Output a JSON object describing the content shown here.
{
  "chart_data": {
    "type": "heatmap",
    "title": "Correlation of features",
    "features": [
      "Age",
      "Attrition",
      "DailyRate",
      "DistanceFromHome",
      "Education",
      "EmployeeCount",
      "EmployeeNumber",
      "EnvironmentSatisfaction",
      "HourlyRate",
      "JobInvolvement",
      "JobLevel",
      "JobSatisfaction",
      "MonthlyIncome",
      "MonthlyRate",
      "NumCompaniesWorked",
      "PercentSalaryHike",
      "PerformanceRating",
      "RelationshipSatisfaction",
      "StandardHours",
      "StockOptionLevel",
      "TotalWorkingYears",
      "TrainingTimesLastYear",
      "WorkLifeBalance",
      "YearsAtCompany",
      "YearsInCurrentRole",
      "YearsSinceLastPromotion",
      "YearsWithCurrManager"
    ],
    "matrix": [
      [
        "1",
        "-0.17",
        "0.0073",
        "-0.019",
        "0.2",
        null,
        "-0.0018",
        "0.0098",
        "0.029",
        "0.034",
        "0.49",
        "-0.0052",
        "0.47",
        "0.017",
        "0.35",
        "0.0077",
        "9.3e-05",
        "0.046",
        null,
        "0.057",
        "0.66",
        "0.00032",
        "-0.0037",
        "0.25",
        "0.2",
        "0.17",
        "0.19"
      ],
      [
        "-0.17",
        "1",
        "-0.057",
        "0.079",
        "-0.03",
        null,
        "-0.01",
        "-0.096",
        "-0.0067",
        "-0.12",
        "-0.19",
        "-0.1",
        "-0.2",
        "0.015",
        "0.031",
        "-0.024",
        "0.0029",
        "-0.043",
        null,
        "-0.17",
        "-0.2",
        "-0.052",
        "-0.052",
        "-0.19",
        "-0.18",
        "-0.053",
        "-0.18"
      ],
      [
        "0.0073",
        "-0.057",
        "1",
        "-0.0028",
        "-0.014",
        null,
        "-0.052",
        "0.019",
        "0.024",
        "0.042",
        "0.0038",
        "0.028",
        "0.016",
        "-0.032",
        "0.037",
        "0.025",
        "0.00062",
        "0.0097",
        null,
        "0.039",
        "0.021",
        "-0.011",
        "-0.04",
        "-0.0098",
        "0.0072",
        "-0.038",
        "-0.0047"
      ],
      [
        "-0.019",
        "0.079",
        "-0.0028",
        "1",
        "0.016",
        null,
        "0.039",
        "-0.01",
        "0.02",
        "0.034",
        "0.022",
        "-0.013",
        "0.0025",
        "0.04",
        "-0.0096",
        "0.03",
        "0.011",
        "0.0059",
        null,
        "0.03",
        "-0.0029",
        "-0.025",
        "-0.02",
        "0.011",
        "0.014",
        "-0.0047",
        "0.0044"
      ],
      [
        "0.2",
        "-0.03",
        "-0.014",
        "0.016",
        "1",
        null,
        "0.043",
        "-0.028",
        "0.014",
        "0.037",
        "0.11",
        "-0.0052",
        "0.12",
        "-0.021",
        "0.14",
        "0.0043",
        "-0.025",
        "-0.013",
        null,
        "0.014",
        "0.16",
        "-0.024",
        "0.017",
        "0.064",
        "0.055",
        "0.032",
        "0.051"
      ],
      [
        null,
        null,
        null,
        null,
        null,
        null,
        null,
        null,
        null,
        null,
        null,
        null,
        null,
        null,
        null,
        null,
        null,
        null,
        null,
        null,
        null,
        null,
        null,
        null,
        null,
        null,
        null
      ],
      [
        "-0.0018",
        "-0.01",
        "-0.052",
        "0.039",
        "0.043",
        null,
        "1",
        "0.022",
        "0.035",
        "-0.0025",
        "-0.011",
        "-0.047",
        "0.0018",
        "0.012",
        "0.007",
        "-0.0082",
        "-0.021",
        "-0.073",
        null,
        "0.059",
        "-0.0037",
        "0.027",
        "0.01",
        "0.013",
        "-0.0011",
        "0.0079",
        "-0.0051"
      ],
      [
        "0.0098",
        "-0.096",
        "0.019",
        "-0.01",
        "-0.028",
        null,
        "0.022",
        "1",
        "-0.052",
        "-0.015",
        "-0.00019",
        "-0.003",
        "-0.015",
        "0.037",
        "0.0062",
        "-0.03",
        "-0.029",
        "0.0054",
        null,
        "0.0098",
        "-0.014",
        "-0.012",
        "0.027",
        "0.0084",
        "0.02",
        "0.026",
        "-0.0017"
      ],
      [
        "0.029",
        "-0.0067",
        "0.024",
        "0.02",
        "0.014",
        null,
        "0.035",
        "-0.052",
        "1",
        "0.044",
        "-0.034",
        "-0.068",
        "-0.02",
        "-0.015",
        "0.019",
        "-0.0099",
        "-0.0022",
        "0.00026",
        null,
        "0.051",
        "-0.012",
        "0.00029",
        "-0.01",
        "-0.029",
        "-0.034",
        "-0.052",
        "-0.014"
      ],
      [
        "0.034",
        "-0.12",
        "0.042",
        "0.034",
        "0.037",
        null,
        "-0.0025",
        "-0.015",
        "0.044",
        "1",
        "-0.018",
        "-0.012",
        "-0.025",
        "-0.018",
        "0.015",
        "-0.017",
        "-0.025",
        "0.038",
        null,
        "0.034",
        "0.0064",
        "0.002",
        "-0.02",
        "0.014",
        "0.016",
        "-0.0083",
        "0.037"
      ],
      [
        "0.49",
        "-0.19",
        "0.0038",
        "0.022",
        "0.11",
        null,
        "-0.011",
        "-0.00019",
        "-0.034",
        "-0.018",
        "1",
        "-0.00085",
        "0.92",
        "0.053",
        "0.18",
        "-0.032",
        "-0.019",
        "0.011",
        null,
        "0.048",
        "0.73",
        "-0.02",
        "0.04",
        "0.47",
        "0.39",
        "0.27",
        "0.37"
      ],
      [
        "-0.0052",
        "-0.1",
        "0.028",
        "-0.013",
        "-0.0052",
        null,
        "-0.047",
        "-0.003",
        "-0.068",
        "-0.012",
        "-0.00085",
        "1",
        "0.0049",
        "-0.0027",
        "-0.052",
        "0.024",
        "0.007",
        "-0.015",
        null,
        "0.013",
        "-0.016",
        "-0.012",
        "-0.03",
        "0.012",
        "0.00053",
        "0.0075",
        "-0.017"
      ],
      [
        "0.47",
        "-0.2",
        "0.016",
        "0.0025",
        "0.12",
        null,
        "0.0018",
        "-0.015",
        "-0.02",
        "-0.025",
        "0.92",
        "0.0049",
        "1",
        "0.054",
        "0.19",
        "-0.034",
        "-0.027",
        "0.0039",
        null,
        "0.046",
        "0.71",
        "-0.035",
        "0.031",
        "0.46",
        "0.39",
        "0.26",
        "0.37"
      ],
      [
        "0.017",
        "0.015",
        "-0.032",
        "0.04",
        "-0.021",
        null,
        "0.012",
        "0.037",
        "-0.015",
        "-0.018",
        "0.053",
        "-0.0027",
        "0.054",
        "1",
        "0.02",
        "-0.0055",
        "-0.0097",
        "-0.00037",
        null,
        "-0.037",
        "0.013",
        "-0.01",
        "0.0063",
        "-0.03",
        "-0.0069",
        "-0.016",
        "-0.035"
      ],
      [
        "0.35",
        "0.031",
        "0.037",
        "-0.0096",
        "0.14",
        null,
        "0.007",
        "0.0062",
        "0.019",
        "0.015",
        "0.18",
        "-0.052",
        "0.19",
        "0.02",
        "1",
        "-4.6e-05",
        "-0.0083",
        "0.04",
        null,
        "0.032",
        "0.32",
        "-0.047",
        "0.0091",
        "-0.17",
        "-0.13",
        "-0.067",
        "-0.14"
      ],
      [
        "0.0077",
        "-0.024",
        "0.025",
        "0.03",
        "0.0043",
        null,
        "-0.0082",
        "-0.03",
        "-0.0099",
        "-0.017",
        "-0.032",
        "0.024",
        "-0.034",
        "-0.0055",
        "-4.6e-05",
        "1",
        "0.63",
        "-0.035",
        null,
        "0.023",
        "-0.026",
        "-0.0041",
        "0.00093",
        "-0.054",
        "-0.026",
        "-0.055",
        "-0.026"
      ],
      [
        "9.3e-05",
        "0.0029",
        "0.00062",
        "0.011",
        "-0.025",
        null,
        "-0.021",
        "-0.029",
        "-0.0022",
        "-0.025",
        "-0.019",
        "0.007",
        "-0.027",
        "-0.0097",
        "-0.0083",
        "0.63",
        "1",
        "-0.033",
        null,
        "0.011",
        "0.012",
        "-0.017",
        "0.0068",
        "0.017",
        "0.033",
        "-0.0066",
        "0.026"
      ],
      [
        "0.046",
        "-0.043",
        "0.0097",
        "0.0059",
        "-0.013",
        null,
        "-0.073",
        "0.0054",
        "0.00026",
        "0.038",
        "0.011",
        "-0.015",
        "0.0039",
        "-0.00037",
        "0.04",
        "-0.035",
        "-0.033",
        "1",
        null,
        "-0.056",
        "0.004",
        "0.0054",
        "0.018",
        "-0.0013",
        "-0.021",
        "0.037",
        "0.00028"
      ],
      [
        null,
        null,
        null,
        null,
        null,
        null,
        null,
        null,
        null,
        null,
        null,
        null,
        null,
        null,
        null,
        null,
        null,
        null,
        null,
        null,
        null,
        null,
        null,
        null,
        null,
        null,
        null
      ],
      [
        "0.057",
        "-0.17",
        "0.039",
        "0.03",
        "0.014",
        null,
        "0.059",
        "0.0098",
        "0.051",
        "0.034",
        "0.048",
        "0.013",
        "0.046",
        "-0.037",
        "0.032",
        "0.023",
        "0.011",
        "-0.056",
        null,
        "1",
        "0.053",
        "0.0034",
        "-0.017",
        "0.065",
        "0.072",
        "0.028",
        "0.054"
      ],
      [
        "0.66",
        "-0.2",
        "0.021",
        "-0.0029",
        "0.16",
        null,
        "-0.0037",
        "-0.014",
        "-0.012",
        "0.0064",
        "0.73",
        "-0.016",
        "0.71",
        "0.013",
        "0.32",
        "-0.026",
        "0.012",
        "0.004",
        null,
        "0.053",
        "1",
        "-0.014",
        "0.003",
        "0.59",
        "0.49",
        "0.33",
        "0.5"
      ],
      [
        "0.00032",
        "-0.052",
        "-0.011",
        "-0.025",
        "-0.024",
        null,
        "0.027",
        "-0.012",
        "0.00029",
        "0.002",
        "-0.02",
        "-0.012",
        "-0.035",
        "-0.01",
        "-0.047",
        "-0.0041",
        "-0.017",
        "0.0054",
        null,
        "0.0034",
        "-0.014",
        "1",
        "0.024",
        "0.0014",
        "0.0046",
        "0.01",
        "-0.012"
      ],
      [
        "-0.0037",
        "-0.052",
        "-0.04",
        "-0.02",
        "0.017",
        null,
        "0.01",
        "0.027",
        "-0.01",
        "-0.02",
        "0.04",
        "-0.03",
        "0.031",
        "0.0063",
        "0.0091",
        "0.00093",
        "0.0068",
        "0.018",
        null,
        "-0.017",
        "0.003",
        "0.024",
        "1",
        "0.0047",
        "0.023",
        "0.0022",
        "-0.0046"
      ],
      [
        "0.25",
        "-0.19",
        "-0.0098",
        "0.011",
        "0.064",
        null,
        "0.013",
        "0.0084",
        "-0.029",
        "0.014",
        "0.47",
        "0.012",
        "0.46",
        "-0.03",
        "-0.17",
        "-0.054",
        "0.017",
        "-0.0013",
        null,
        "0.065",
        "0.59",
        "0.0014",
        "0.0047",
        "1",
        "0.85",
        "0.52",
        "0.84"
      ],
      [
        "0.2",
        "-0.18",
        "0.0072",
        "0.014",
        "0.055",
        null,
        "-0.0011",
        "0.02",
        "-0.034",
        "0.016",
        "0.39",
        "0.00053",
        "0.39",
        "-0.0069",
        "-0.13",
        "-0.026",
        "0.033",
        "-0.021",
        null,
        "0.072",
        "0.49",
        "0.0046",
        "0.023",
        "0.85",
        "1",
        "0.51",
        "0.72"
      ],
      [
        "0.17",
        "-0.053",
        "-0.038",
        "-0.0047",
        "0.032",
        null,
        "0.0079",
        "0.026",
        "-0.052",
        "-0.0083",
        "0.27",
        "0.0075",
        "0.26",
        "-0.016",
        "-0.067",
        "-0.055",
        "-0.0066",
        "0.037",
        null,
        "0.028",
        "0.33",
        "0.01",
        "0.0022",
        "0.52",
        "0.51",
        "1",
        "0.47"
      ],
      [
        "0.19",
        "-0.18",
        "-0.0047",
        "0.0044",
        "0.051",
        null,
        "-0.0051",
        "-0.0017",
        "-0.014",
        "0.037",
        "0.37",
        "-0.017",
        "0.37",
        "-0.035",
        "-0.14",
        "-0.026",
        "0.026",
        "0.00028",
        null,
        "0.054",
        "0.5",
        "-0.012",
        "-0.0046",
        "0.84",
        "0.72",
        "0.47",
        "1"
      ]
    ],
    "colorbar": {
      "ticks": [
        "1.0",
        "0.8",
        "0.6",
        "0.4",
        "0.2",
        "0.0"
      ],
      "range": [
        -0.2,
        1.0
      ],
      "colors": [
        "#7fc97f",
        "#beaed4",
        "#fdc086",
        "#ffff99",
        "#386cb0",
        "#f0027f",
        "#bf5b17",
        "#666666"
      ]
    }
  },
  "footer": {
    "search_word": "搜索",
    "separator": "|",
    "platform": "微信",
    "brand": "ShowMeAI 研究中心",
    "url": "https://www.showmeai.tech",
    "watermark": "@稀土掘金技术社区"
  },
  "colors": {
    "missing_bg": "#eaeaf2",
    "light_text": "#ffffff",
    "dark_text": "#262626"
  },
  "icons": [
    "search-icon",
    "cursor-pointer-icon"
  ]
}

▶ _THE REQUEST_
Show the lines of the data that hold the word "features".

▶ _EXERCISE SOLUTION_
    "title": "Correlation of features",
    "features": [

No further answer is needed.